● **Tekstfragment**
---+---
Koning Jan van Leidens profetie over Amsterdam als het Nieuwe Jeruzalem verspreidt zich razendsnel. Wederdopers vanuit het hele land trekken naar Amsterdam om daar de komst van de almachtige af te wachten. Dit leidt tot een aantal spontane gevallen van godsdiensthysterie van bezeten wederdopers. Zo jagen vijf wederdopers in maart 1534 omstanders de stuipen op het lijf door zwaaiend met zwaarden door de Amsterdamse straten te rennen, gillend ‘Doet boete! Doet boete!’. De vijf worden opgepakt en verklaren later dat ze hadden verwacht dat God de zwaarden zou sturen om de stad te veroveren. De mannen worden vier dagen later geëxecuteerd.

Naaktlopers
Na de zwaardlopers wordt Amsterdam even later opgeschrikt door een groepje krijsende naaktlopers. Het betreft hier een groep wederdopers die geregeld samenkomt in een huis aan de Zoutsteeg, tussen Damrak en Nieuwendijk. Ze bidden en proberen elkaar te overtreffen in fanatisme. De glazenmaker Dirck Janszoon gaat daarin het verst. Maar Dirck maakt dezelfde fout als Jan Matthijszoon in Munster deed. Hij wil laten zien dat God hem onschendbaar heeft gemaakt door een gloeiende kool uit het vuur te pakken en in zijn mond te stoppen. Dirck loopt ernstige brandwonden op aan zijn gezicht en kan dagenlang niet praten of eten. Op de avond van 10 februari is hij dan ook stiller dan normaal tijdens de wekelijkse wederdopersbijeenkomst. Toch is zijn geloof en missie ongebroken. Dirck staat plots op en kleedt zich uit, zijn kleren gooit hij in het haardvuur. Voor zover verstaanbaar draagt hij alle aanwezigen op ook hun kleren uit te trekken en te verbranden ‘want dit is de naakte waarheid’. De naaktlopers rennen vervolgens spiernaakt de vrieskou in, gillend ‘wee wee over die werelt ende godloosen! wee wee Hemelse Vader, wraeck! wraeck!’ door de Amsterdamse straten. Ze worden vrij snel opgepakt en opgesloten. Zelfs in de koude kerkers weigeren ze kleding. De naaktlopers worden wegens ernstige ordeverstoring veroordeeld en opgehangen tussen de bogen van het stadhuis op de Dam.

Veldslag op de Dam
Jan van Geel moet de zwaard- en naaktloperij hoofdschuddend aan hebben gezien. Hij is een militair en een strateeg; hij gelooft in goed georganiseerde gewapende actie. Hij bereidt al maandenlang een zorgvuldig geplande aanval op het Amsterdamse stadhuis voor. In Amsterdam mobiliseert Van Geel strijdvaardige wederdopers en legt wapenvoorraden aan. Doel is het stadhuis binnen te vallen en met Gods hulp het stadsbestuur te verdrijven.
---+---
● **Opdracht 1**
Schrijf alsjeblieft de records letterlijk over, alles vanaf het begin van de records tot en met de regel waarin "x-axis-ticks: 0 10" staat.

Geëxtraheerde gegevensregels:
---+---
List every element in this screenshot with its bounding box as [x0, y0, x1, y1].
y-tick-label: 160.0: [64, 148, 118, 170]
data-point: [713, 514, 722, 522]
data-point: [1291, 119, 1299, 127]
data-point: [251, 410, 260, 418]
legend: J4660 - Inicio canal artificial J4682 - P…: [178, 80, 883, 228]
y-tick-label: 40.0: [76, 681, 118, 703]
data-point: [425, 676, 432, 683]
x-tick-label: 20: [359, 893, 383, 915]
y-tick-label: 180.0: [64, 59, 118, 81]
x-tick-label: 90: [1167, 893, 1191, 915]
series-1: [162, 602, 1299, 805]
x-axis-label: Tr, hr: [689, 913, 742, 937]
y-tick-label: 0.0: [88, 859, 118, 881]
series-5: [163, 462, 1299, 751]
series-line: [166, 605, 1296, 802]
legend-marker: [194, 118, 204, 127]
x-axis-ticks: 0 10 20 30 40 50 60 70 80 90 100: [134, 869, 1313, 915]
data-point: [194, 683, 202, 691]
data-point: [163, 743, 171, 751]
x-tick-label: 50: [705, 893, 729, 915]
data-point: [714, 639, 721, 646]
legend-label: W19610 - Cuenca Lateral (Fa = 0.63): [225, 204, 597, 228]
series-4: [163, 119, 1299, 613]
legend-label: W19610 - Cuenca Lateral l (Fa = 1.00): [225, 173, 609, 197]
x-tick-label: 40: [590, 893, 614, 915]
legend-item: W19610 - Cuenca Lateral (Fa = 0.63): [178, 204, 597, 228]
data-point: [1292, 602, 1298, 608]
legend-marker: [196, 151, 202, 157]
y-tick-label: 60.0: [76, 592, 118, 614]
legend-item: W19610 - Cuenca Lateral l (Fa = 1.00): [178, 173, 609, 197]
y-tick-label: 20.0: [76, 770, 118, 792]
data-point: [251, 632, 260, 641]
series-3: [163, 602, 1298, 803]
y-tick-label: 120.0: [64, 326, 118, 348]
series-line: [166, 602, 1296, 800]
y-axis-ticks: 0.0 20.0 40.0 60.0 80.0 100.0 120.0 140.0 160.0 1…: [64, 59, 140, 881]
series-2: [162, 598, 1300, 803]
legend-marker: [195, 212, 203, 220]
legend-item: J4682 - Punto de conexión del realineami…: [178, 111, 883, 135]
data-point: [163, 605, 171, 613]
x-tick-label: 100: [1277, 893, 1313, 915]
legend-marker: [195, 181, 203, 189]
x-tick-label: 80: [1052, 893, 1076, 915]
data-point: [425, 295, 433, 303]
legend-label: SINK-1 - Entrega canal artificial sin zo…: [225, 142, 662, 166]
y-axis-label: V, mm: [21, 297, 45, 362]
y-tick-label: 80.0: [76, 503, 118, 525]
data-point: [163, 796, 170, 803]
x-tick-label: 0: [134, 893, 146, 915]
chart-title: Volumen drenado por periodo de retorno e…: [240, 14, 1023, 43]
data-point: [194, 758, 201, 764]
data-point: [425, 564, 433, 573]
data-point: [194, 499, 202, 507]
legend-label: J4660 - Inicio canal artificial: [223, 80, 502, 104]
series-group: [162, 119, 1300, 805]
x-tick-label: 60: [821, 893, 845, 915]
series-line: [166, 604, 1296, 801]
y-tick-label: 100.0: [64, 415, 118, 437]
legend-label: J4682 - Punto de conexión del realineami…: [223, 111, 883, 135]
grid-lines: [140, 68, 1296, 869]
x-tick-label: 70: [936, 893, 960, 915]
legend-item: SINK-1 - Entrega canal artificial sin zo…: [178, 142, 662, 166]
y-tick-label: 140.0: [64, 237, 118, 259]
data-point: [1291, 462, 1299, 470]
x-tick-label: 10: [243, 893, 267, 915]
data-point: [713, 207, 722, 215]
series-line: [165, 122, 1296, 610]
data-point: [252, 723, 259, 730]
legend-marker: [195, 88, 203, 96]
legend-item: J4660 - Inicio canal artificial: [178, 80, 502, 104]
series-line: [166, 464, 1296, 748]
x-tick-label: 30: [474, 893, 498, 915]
---+---
● **Opdracht 2**
Waar kwam de groep wederdopers die de naaktlopers vormde volgens de tekst over de wederdopers in Amsterdam geregeld samen?

● **Verwacht resultaat 1**
List every element in this screenshot with its bounding box as [x0, y0, x1, y1].
y-tick-label: 160.0: [64, 148, 118, 170]
data-point: [713, 514, 722, 522]
data-point: [1291, 119, 1299, 127]
data-point: [251, 410, 260, 418]
legend: J4660 - Inicio canal artificial J4682 - P…: [178, 80, 883, 228]
y-tick-label: 40.0: [76, 681, 118, 703]
data-point: [425, 676, 432, 683]
x-tick-label: 20: [359, 893, 383, 915]
y-tick-label: 180.0: [64, 59, 118, 81]
x-tick-label: 90: [1167, 893, 1191, 915]
series-1: [162, 602, 1299, 805]
x-axis-label: Tr, hr: [689, 913, 742, 937]
y-tick-label: 0.0: [88, 859, 118, 881]
series-5: [163, 462, 1299, 751]
series-line: [166, 605, 1296, 802]
legend-marker: [194, 118, 204, 127]
x-axis-ticks: 0 10 20 30 40 50 60 70 80 90 100: [134, 869, 1313, 915]

● **Verwacht resultaat 2**
In een huis aan de Zoutsteeg, tussen Damrak en Nieuwendijk.